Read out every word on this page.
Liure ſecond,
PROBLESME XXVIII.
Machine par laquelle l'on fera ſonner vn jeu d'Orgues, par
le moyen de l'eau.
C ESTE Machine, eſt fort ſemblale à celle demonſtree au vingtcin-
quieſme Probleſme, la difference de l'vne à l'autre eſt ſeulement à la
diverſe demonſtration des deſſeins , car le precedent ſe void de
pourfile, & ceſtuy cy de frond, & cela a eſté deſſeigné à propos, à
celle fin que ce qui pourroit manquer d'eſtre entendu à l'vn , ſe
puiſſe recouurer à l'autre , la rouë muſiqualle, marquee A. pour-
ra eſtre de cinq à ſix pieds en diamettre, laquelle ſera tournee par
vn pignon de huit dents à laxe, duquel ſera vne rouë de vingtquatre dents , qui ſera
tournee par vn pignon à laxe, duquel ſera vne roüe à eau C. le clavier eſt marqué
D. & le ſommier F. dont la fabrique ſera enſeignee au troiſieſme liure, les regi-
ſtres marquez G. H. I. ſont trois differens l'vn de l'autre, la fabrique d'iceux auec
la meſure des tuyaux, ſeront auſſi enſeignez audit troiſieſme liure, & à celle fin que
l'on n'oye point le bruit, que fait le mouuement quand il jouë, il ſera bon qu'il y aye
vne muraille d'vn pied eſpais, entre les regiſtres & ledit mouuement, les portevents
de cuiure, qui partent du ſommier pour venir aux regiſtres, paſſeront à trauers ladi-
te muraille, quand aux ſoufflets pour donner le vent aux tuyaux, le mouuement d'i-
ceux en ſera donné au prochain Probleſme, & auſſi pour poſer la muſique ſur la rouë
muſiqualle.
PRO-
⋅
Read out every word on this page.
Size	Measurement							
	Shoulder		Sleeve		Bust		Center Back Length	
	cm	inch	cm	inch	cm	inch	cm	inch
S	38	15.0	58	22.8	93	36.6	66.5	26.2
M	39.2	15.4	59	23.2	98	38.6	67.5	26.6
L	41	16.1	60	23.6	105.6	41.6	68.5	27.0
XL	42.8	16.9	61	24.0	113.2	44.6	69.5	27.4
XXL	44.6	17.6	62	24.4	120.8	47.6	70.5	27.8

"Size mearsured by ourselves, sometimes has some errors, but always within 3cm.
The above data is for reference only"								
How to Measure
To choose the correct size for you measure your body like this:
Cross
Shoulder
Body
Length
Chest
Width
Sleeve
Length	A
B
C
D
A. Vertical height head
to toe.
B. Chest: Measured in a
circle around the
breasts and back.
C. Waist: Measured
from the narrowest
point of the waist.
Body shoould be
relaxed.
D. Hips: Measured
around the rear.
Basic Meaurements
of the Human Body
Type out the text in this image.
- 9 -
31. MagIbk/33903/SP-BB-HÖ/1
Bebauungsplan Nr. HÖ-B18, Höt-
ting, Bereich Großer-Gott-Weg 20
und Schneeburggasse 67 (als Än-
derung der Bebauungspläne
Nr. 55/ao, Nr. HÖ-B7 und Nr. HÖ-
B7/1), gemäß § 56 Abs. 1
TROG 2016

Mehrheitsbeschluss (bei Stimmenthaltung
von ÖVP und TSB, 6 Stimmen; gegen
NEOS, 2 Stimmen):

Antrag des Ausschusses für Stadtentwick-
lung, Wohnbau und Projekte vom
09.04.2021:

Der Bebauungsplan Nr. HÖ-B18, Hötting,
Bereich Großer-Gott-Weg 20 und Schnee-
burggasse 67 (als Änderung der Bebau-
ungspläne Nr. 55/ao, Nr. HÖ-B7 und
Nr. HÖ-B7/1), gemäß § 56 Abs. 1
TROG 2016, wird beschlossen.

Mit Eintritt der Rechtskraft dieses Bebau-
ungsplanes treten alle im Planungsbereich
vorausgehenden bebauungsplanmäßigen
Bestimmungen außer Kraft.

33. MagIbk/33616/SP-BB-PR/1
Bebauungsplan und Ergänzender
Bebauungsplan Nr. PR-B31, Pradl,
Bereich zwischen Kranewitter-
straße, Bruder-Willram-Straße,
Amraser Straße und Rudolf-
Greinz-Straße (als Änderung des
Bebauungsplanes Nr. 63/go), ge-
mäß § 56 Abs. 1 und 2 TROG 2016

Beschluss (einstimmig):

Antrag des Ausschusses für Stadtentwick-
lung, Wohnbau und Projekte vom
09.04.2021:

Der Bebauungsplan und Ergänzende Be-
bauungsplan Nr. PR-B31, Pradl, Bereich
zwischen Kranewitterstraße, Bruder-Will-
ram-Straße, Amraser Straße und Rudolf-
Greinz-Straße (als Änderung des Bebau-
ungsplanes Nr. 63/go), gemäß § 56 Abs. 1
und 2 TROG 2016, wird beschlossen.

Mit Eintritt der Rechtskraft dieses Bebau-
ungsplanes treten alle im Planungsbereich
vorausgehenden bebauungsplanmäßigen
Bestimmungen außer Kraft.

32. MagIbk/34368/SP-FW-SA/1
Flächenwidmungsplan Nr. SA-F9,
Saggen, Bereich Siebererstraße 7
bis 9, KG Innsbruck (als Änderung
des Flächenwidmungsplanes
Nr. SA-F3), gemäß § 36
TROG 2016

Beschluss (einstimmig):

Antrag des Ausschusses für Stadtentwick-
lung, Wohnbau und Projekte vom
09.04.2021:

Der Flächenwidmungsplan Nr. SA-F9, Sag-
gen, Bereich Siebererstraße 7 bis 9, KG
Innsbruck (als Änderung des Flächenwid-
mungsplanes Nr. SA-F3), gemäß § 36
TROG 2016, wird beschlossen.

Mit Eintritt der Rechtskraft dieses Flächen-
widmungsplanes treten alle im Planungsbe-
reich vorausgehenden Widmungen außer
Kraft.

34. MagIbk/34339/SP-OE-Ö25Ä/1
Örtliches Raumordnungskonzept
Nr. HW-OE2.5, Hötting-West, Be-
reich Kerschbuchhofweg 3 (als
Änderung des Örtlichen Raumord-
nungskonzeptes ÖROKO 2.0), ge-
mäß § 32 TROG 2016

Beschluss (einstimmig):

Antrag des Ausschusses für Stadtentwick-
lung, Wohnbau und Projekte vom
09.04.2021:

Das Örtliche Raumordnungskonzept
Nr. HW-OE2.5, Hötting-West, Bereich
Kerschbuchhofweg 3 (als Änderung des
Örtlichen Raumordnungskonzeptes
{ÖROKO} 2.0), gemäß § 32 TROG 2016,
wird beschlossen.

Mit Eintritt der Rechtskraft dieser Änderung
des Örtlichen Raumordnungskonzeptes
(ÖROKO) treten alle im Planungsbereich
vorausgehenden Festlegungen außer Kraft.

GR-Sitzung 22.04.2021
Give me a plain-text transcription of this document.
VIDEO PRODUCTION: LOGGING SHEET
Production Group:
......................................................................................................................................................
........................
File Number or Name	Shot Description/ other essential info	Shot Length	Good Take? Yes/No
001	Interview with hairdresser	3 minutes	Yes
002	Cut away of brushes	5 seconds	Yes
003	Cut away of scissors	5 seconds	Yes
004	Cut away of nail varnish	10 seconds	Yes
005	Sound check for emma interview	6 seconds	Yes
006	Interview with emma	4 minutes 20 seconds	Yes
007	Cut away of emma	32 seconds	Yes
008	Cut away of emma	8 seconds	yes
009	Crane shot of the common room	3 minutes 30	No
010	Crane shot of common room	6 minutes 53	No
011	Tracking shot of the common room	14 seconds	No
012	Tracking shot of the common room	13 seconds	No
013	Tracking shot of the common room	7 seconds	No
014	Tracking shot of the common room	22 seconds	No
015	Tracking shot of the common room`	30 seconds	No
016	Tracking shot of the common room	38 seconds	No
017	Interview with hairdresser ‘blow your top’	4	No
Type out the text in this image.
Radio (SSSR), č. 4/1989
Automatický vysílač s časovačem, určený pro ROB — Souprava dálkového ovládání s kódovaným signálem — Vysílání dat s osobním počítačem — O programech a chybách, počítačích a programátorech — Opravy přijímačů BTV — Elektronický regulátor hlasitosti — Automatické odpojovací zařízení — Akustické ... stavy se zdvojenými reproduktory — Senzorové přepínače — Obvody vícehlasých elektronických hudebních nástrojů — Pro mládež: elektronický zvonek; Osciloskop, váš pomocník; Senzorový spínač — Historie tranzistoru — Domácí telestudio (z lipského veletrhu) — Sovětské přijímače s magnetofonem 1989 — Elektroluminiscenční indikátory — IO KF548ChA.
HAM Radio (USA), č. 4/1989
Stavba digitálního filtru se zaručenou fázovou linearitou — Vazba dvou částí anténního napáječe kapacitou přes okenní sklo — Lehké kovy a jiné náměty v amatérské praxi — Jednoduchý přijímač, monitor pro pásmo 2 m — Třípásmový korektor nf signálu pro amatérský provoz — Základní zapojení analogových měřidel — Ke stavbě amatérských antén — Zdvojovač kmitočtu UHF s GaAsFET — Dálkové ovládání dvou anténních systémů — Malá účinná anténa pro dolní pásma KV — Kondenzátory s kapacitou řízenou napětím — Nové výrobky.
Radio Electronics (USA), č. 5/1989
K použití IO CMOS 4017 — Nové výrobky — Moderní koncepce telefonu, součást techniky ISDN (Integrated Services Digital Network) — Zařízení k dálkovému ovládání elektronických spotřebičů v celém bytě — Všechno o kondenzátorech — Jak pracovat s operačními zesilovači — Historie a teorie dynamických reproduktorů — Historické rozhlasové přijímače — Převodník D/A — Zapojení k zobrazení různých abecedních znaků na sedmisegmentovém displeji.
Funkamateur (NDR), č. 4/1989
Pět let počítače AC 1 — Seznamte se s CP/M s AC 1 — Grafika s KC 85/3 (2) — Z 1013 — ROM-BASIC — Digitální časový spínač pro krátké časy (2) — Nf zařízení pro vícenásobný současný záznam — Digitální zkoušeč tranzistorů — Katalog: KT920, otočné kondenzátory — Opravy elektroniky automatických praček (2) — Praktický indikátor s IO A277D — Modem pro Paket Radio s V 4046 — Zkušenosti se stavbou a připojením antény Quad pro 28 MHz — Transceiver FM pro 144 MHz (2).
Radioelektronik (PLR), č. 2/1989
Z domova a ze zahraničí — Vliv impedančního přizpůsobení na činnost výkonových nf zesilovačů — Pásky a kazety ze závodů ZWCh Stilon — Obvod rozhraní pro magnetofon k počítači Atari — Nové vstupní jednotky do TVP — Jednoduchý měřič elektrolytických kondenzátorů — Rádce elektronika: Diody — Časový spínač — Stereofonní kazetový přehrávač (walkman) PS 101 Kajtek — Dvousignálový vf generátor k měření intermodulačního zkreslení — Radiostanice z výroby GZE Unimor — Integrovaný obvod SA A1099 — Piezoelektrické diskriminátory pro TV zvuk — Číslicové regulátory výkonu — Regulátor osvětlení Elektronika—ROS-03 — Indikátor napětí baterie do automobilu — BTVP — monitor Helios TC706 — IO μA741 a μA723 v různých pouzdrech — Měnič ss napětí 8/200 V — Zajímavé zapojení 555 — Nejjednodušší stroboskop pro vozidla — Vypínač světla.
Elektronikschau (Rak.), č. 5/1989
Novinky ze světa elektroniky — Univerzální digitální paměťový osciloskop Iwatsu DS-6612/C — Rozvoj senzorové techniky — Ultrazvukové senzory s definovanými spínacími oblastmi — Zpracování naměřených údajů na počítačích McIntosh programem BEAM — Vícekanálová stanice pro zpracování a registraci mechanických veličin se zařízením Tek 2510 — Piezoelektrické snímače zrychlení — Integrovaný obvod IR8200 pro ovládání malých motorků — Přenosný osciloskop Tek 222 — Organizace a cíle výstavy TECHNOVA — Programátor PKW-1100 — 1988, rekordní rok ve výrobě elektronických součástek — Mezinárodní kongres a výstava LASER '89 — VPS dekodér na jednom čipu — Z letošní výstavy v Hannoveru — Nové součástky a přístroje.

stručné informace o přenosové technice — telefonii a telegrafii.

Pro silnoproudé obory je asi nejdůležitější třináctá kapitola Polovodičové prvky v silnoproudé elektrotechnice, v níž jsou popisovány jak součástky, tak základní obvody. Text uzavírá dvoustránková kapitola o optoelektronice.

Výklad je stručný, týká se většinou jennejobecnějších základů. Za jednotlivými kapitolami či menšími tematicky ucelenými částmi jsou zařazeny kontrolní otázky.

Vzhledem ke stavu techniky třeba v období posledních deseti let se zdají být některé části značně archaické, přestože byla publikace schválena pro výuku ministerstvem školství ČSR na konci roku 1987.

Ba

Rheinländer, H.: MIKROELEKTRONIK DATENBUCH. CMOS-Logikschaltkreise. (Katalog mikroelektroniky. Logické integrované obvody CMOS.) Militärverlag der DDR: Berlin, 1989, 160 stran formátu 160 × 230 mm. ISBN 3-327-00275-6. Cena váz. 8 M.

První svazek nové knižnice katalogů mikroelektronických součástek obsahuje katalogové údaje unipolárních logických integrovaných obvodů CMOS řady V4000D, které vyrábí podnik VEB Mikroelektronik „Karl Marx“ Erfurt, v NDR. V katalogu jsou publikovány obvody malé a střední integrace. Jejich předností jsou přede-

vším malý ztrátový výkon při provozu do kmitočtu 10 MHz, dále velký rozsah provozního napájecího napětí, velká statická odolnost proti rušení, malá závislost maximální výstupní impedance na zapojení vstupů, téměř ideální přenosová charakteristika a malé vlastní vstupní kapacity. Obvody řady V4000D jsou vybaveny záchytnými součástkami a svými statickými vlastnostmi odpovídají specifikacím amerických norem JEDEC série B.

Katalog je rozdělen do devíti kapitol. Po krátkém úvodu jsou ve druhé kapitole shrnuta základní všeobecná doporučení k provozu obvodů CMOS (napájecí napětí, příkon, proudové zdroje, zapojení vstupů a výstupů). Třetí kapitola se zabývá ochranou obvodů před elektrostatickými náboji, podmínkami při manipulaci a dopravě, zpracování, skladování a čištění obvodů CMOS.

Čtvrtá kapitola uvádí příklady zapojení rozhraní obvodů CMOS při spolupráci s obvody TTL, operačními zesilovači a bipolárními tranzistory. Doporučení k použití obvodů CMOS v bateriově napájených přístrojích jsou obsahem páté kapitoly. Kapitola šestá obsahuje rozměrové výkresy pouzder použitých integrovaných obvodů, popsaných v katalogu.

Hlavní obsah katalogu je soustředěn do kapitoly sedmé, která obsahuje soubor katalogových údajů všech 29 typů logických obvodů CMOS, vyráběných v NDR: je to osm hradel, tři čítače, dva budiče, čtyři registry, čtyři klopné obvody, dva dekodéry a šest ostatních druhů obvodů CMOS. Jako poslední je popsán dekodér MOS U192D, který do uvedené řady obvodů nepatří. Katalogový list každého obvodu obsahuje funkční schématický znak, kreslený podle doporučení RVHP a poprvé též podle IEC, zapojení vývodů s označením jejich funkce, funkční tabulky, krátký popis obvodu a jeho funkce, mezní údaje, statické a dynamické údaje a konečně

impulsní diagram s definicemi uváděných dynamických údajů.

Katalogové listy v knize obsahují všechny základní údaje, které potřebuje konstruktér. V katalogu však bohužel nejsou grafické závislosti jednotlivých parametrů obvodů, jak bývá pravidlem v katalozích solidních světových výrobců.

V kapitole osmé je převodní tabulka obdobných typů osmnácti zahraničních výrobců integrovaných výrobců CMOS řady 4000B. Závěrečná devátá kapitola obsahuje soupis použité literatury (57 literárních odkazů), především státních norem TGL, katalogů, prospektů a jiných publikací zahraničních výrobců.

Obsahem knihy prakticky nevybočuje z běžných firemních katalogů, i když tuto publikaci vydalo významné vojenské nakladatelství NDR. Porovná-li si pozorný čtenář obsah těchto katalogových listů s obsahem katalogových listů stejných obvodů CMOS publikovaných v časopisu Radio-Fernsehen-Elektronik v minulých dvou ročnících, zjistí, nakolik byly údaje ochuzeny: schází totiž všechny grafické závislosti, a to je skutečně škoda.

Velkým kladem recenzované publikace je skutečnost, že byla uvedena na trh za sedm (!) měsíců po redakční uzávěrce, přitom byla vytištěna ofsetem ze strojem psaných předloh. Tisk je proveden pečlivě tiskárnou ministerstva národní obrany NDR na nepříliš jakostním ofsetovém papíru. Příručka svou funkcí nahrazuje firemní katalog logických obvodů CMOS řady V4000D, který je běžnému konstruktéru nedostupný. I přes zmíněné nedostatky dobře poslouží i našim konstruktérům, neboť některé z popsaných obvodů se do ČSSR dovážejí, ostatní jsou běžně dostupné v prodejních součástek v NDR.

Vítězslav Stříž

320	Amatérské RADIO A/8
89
--- --- ---
> **What the exercise asks**: Check each line of the entries above for the word "hairdresser". List the ones that have it.

> **Answer to this task**:
001	Interview with hairdresser	3 minutes	Yes
017	Interview with hairdresser ‘blow your top’	4	No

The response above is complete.